Task prompt> Leave out the pictures and transcribe everything else exactly.

Material provided>
※

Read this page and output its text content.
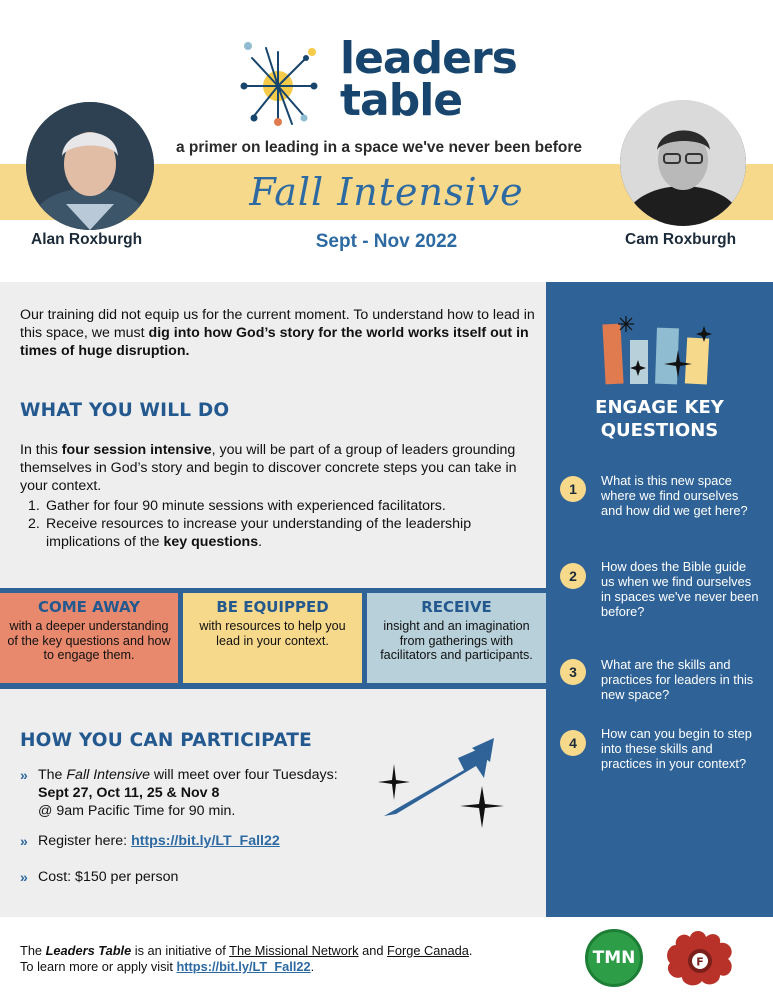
leaders
table
a primer on leading in a space we've never been before
Fall Intensive
Alan Roxburgh	Sept - Nov 2022	Cam Roxburgh
Our training did not equip us for the current moment. To understand how to lead in this space, we must dig into how God’s story for the world works itself out in times of huge disruption.
WHAT YOU WILL DO
In this four session intensive, you will be part of a group of leaders grounding themselves in God’s story and begin to discover concrete steps you can take in your context.
1. Gather for four 90 minute sessions with experienced facilitators.
2. Receive resources to increase your understanding of the leadership implications of the key questions.
COME AWAY
with a deeper understanding of the key questions and how to engage them.
BE EQUIPPED
with resources to help you lead in your context.
RECEIVE
insight and an imagination from gatherings with facilitators and participants.
HOW YOU CAN PARTICIPATE
» The Fall Intensive will meet over four Tuesdays: Sept 27, Oct 11, 25 & Nov 8
@ 9am Pacific Time for 90 min.
» Register here: https://bit.ly/LT_Fall22
» Cost: $150 per person
ENGAGE KEY QUESTIONS
1
What is this new space where we find ourselves and how did we get here?
2
How does the Bible guide us when we find ourselves in spaces we've never been before?
3	What are the skills and practices for leaders in this new space?
4
How can you begin to step into these skills and practices in your context?
The Leaders Table is an initiative of The Missional Network and Forge Canada.
To learn more or apply visit https://bit.ly/LT_Fall22.	TMN	F
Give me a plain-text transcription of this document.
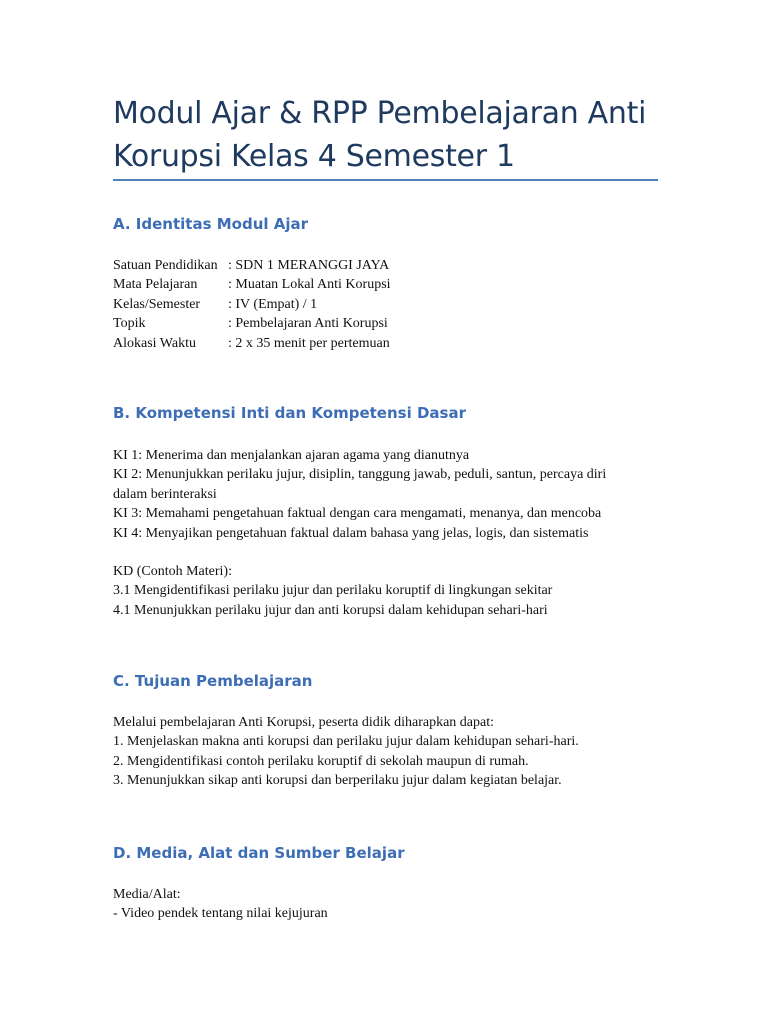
Modul Ajar & RPP Pembelajaran Anti Korupsi Kelas 4 Semester 1
A. Identitas Modul Ajar
Satuan Pendidikan : SDN 1 MERANGGI JAYA
Mata Pelajaran : Muatan Lokal Anti Korupsi
Kelas/Semester : IV (Empat) / 1
Topik	: Pembelajaran Anti Korupsi
Alokasi Waktu : 2 x 35 menit per pertemuan
B. Kompetensi Inti dan Kompetensi Dasar
KI 1: Menerima dan menjalankan ajaran agama yang dianutnya
KI 2: Menunjukkan perilaku jujur, disiplin, tanggung jawab, peduli, santun, percaya diri
dalam berinteraksi
KI 3: Memahami pengetahuan faktual dengan cara mengamati, menanya, dan mencoba
KI 4: Menyajikan pengetahuan faktual dalam bahasa yang jelas, logis, dan sistematis
KD (Contoh Materi):
3.1 Mengidentifikasi perilaku jujur dan perilaku koruptif di lingkungan sekitar
4.1 Menunjukkan perilaku jujur dan anti korupsi dalam kehidupan sehari-hari
C. Tujuan Pembelajaran
Melalui pembelajaran Anti Korupsi, peserta didik diharapkan dapat:
1. Menjelaskan makna anti korupsi dan perilaku jujur dalam kehidupan sehari-hari.
2. Mengidentifikasi contoh perilaku koruptif di sekolah maupun di rumah.
3. Menunjukkan sikap anti korupsi dan berperilaku jujur dalam kegiatan belajar.
D. Media, Alat dan Sumber Belajar
Media/Alat:
- Video pendek tentang nilai kejujuran
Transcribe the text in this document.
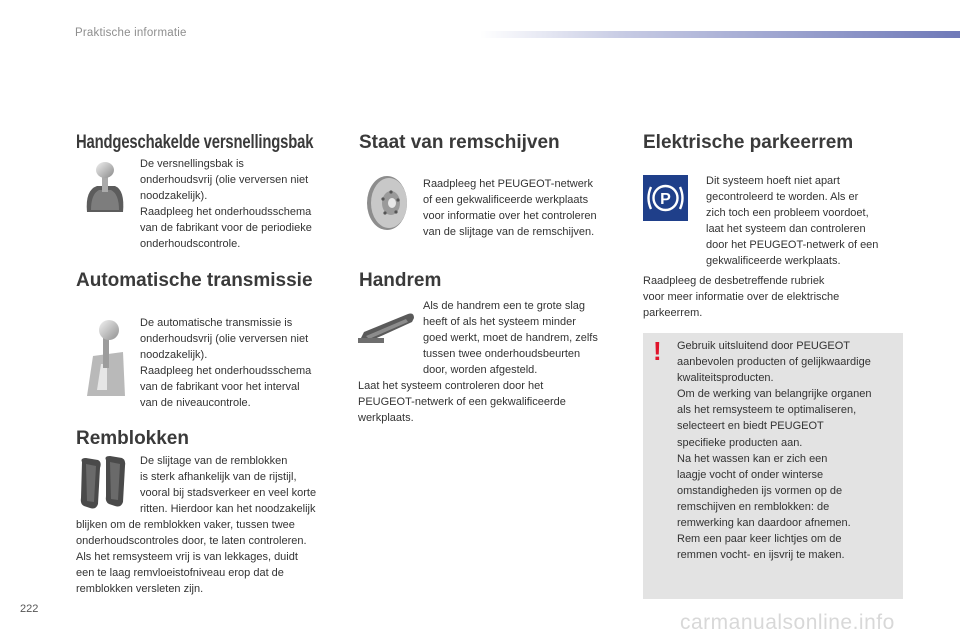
Praktische informatie
Handgeschakelde versnellingsbak

De versnellingsbak is
onderhoudsvrij (olie verversen niet
noodzakelijk).
Raadpleeg het onderhoudsschema
van de fabrikant voor de periodieke
onderhoudscontrole.

Automatische transmissie

De automatische transmissie is
onderhoudsvrij (olie verversen niet
noodzakelijk).
Raadpleeg het onderhoudsschema
van de fabrikant voor het interval
van de niveaucontrole.

Remblokken

De slijtage van de remblokken
is sterk afhankelijk van de rijstijl,
vooral bij stadsverkeer en veel korte
ritten. Hierdoor kan het noodzakelijk

blijken om de remblokken vaker, tussen twee
onderhoudscontroles door, te laten controleren.
Als het remsysteem vrij is van lekkages, duidt
een te laag remvloeistofniveau erop dat de
remblokken versleten zijn.

Staat van remschijven

Raadpleeg het PEUGEOT-netwerk
of een gekwalificeerde werkplaats
voor informatie over het controleren
van de slijtage van de remschijven.

Handrem

Als de handrem een te grote slag
heeft of als het systeem minder
goed werkt, moet de handrem, zelfs
tussen twee onderhoudsbeurten
door, worden afgesteld.

Laat het systeem controleren door het
PEUGEOT-netwerk of een gekwalificeerde
werkplaats.

Elektrische parkeerrem
P

Dit systeem hoeft niet apart
gecontroleerd te worden. Als er
zich toch een probleem voordoet,
laat het systeem dan controleren
door het PEUGEOT-netwerk of een
gekwalificeerde werkplaats.

Raadpleeg de desbetreffende rubriek
voor meer informatie over de elektrische
parkeerrem.

! Gebruik uitsluitend door PEUGEOT
aanbevolen producten of gelijkwaardige
kwaliteitsproducten.
Om de werking van belangrijke organen
als het remsysteem te optimaliseren,
selecteert en biedt PEUGEOT
specifieke producten aan.
Na het wassen kan er zich een
laagje vocht of onder winterse
omstandigheden ijs vormen op de
remschijven en remblokken: de
remwerking kan daardoor afnemen.
Rem een paar keer lichtjes om de
remmen vocht- en ijsvrij te maken.

222
carmanualsonline.info
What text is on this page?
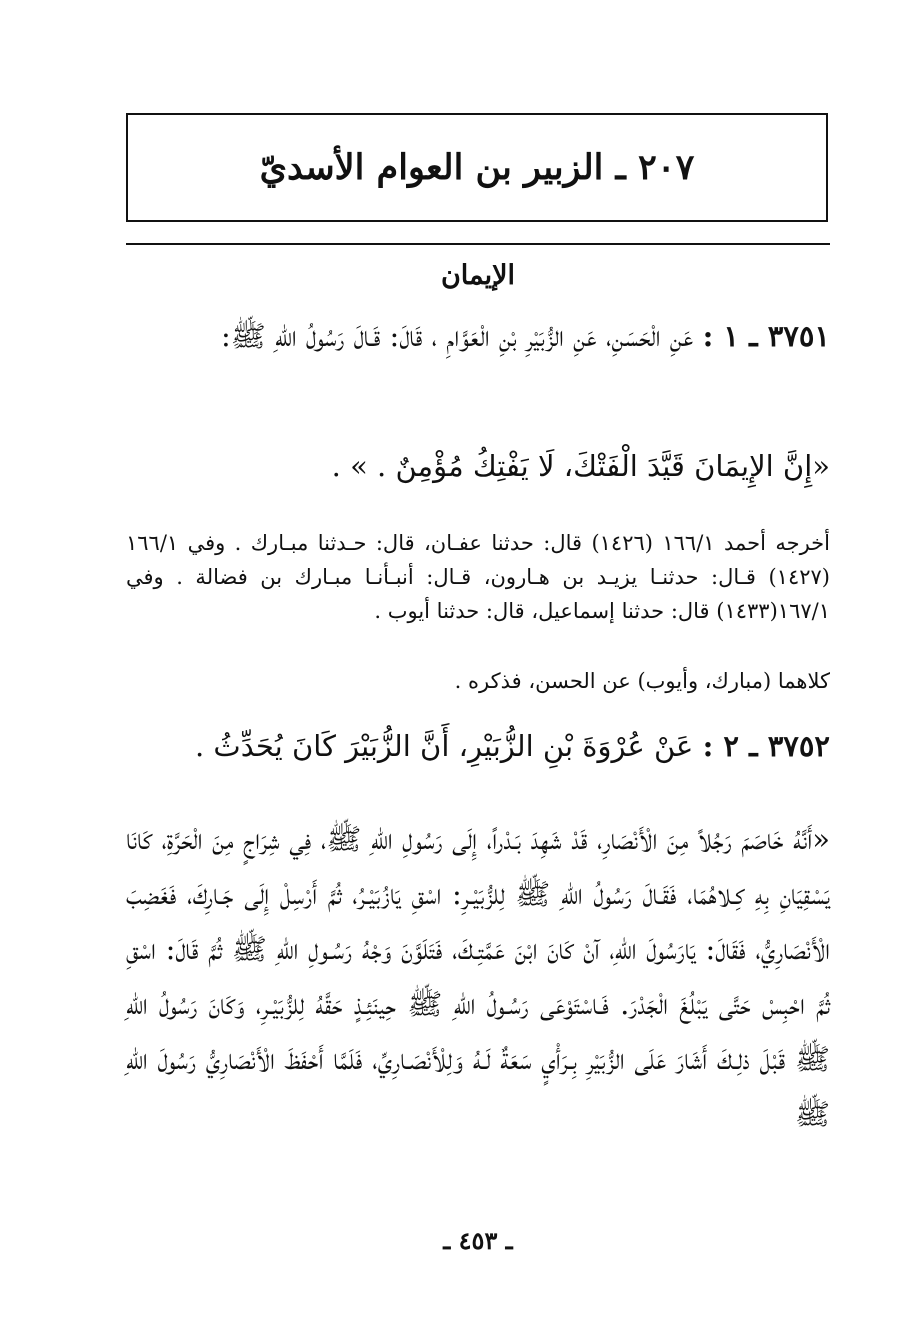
٢٠٧ ـ الزبير بن العوام الأسديّ
الإيمان
٣٧٥١ ـ ١ : عَنِ الْحَسَنِ، عَنِ الزُّبَيْرِ بْنِ الْعَوَّامِ ، قَالَ: قَـالَ رَسُولُ اللهِ ﷺ:
«إِنَّ الإِيمَانَ قَيَّدَ الْفَتْكَ، لَا يَفْتِكُ مُؤْمِنٌ . » .
أخرجه أحمد ١٦٦/١ (١٤٢٦) قال: حدثنا عفـان، قال: حـدثنا مبـارك . وفي ١٦٦/١ (١٤٢٧) قـال: حدثنـا يزيـد بن هـارون، قـال: أنبـأنـا مبـارك بن فضالة . وفي ١٦٧/١(١٤٣٣) قال: حدثنا إسماعيل، قال: حدثنا أيوب .
كلاهما (مبارك، وأيوب) عن الحسن، فذكره .
٣٧٥٢ ـ ٢ : عَنْ عُرْوَةَ بْنِ الزُّبَيْرِ، أَنَّ الزُّبَيْرَ كَانَ يُحَدِّثُ .
«أَنَّهُ خَاصَمَ رَجُلاً مِنَ الْأَنْصَارِ، قَدْ شَهِدَ بَـدْراً، إِلَى رَسُولِ اللهِ ﷺ، فِي شِرَاجٍ مِنَ الْحَرَّةِ، كَانَا يَسْقِيَانِ بِهِ كِـلاهُمَا، فَقَـالَ رَسُولُ اللهِ ﷺ لِلزُّبَيْـرِ: اسْقِ يَازُبَيْـرُ، ثُمَّ أَرْسِلْ إِلَى جَـارِكَ، فَغَضِبَ الْأَنْصَارِيُّ، فَقَالَ: يَارَسُولَ اللهِ، آنْ كَانَ ابْنَ عَمَّتِـكَ، فَتَلَوَّنَ وَجْهُ رَسُـولِ اللهِ ﷺ ثُمَّ قَالَ: اسْقِ ثُمَّ احْبِسْ حَتَّى يَبْلُغَ الْجَدْرَ. فَـاسْتَوْعَى رَسُـولُ اللهِ ﷺ حِينَئِـذٍ حَقَّهُ لِلزُّبَيْـرِ، وَكَانَ رَسُولُ اللهِ ﷺ قَبْلَ ذلِـكَ أَشَارَ عَلَى الزُّبَيْرِ بِـرَأْيٍ سَعَةٌ لَـهُ وَلِلْأَنْصَـارِيِّ، فَلَمَّا أَحْفَظَ الْأَنْصَارِيُّ رَسُولَ اللهِ ﷺ
ـ ٤٥٣ ـ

※

Task response>
Read this page and output its text content.
leaders
table
a primer on leading in a space we've never been before
Fall Intensive
Alan Roxburgh	Sept - Nov 2022	Cam Roxburgh
Our training did not equip us for the current moment. To understand how to lead in this space, we must dig into how God’s story for the world works itself out in times of huge disruption.
WHAT YOU WILL DO
In this four session intensive, you will be part of a group of leaders grounding themselves in God’s story and begin to discover concrete steps you can take in your context.
1. Gather for four 90 minute sessions with experienced facilitators.
2. Receive resources to increase your understanding of the leadership implications of the key questions.
COME AWAY
with a deeper understanding of the key questions and how to engage them.
BE EQUIPPED
with resources to help you lead in your context.
RECEIVE
insight and an imagination from gatherings with facilitators and participants.
HOW YOU CAN PARTICIPATE
» The Fall Intensive will meet over four Tuesdays: Sept 27, Oct 11, 25 & Nov 8
@ 9am Pacific Time for 90 min.
» Register here: https://bit.ly/LT_Fall22
» Cost: $150 per person
ENGAGE KEY QUESTIONS
1
What is this new space where we find ourselves and how did we get here?
2
How does the Bible guide us when we find ourselves in spaces we've never been before?
3	What are the skills and practices for leaders in this new space?
4
How can you begin to step into these skills and practices in your context?
The Leaders Table is an initiative of The Missional Network and Forge Canada.
To learn more or apply visit https://bit.ly/LT_Fall22.	TMN	F
Give me a plain-text transcription of this document.
Modul Ajar & RPP Pembelajaran Anti Korupsi Kelas 4 Semester 1
A. Identitas Modul Ajar
Satuan Pendidikan : SDN 1 MERANGGI JAYA
Mata Pelajaran : Muatan Lokal Anti Korupsi
Kelas/Semester : IV (Empat) / 1
Topik	: Pembelajaran Anti Korupsi
Alokasi Waktu : 2 x 35 menit per pertemuan
B. Kompetensi Inti dan Kompetensi Dasar
KI 1: Menerima dan menjalankan ajaran agama yang dianutnya
KI 2: Menunjukkan perilaku jujur, disiplin, tanggung jawab, peduli, santun, percaya diri
dalam berinteraksi
KI 3: Memahami pengetahuan faktual dengan cara mengamati, menanya, dan mencoba
KI 4: Menyajikan pengetahuan faktual dalam bahasa yang jelas, logis, dan sistematis
KD (Contoh Materi):
3.1 Mengidentifikasi perilaku jujur dan perilaku koruptif di lingkungan sekitar
4.1 Menunjukkan perilaku jujur dan anti korupsi dalam kehidupan sehari-hari
C. Tujuan Pembelajaran
Melalui pembelajaran Anti Korupsi, peserta didik diharapkan dapat:
1. Menjelaskan makna anti korupsi dan perilaku jujur dalam kehidupan sehari-hari.
2. Mengidentifikasi contoh perilaku koruptif di sekolah maupun di rumah.
3. Menunjukkan sikap anti korupsi dan berperilaku jujur dalam kegiatan belajar.
D. Media, Alat dan Sumber Belajar
Media/Alat:
- Video pendek tentang nilai kejujuran
Transcribe the text in this document.
Praktische informatie
Handgeschakelde versnellingsbak

De versnellingsbak is
onderhoudsvrij (olie verversen niet
noodzakelijk).
Raadpleeg het onderhoudsschema
van de fabrikant voor de periodieke
onderhoudscontrole.

Automatische transmissie

De automatische transmissie is
onderhoudsvrij (olie verversen niet
noodzakelijk).
Raadpleeg het onderhoudsschema
van de fabrikant voor het interval
van de niveaucontrole.

Remblokken

De slijtage van de remblokken
is sterk afhankelijk van de rijstijl,
vooral bij stadsverkeer en veel korte
ritten. Hierdoor kan het noodzakelijk

blijken om de remblokken vaker, tussen twee
onderhoudscontroles door, te laten controleren.
Als het remsysteem vrij is van lekkages, duidt
een te laag remvloeistofniveau erop dat de
remblokken versleten zijn.

Staat van remschijven

Raadpleeg het PEUGEOT-netwerk
of een gekwalificeerde werkplaats
voor informatie over het controleren
van de slijtage van de remschijven.

Handrem

Als de handrem een te grote slag
heeft of als het systeem minder
goed werkt, moet de handrem, zelfs
tussen twee onderhoudsbeurten
door, worden afgesteld.

Laat het systeem controleren door het
PEUGEOT-netwerk of een gekwalificeerde
werkplaats.

Elektrische parkeerrem
P

Dit systeem hoeft niet apart
gecontroleerd te worden. Als er
zich toch een probleem voordoet,
laat het systeem dan controleren
door het PEUGEOT-netwerk of een
gekwalificeerde werkplaats.

Raadpleeg de desbetreffende rubriek
voor meer informatie over de elektrische
parkeerrem.

! Gebruik uitsluitend door PEUGEOT
aanbevolen producten of gelijkwaardige
kwaliteitsproducten.
Om de werking van belangrijke organen
als het remsysteem te optimaliseren,
selecteert en biedt PEUGEOT
specifieke producten aan.
Na het wassen kan er zich een
laagje vocht of onder winterse
omstandigheden ijs vormen op de
remschijven en remblokken: de
remwerking kan daardoor afnemen.
Rem een paar keer lichtjes om de
remmen vocht- en ijsvrij te maken.

222
carmanualsonline.info
What text is on this page?
٢٠٧ ـ الزبير بن العوام الأسديّ
الإيمان
٣٧٥١ ـ ١ : عَنِ الْحَسَنِ، عَنِ الزُّبَيْرِ بْنِ الْعَوَّامِ ، قَالَ: قَـالَ رَسُولُ اللهِ ﷺ:
«إِنَّ الإِيمَانَ قَيَّدَ الْفَتْكَ، لَا يَفْتِكُ مُؤْمِنٌ . » .
أخرجه أحمد ١٦٦/١ (١٤٢٦) قال: حدثنا عفـان، قال: حـدثنا مبـارك . وفي ١٦٦/١ (١٤٢٧) قـال: حدثنـا يزيـد بن هـارون، قـال: أنبـأنـا مبـارك بن فضالة . وفي ١٦٧/١(١٤٣٣) قال: حدثنا إسماعيل، قال: حدثنا أيوب .
كلاهما (مبارك، وأيوب) عن الحسن، فذكره .
٣٧٥٢ ـ ٢ : عَنْ عُرْوَةَ بْنِ الزُّبَيْرِ، أَنَّ الزُّبَيْرَ كَانَ يُحَدِّثُ .
«أَنَّهُ خَاصَمَ رَجُلاً مِنَ الْأَنْصَارِ، قَدْ شَهِدَ بَـدْراً، إِلَى رَسُولِ اللهِ ﷺ، فِي شِرَاجٍ مِنَ الْحَرَّةِ، كَانَا يَسْقِيَانِ بِهِ كِـلاهُمَا، فَقَـالَ رَسُولُ اللهِ ﷺ لِلزُّبَيْـرِ: اسْقِ يَازُبَيْـرُ، ثُمَّ أَرْسِلْ إِلَى جَـارِكَ، فَغَضِبَ الْأَنْصَارِيُّ، فَقَالَ: يَارَسُولَ اللهِ، آنْ كَانَ ابْنَ عَمَّتِـكَ، فَتَلَوَّنَ وَجْهُ رَسُـولِ اللهِ ﷺ ثُمَّ قَالَ: اسْقِ ثُمَّ احْبِسْ حَتَّى يَبْلُغَ الْجَدْرَ. فَـاسْتَوْعَى رَسُـولُ اللهِ ﷺ حِينَئِـذٍ حَقَّهُ لِلزُّبَيْـرِ، وَكَانَ رَسُولُ اللهِ ﷺ قَبْلَ ذلِـكَ أَشَارَ عَلَى الزُّبَيْرِ بِـرَأْيٍ سَعَةٌ لَـهُ وَلِلْأَنْصَـارِيِّ، فَلَمَّا أَحْفَظَ الْأَنْصَارِيُّ رَسُولَ اللهِ ﷺ
ـ ٤٥٣ ـ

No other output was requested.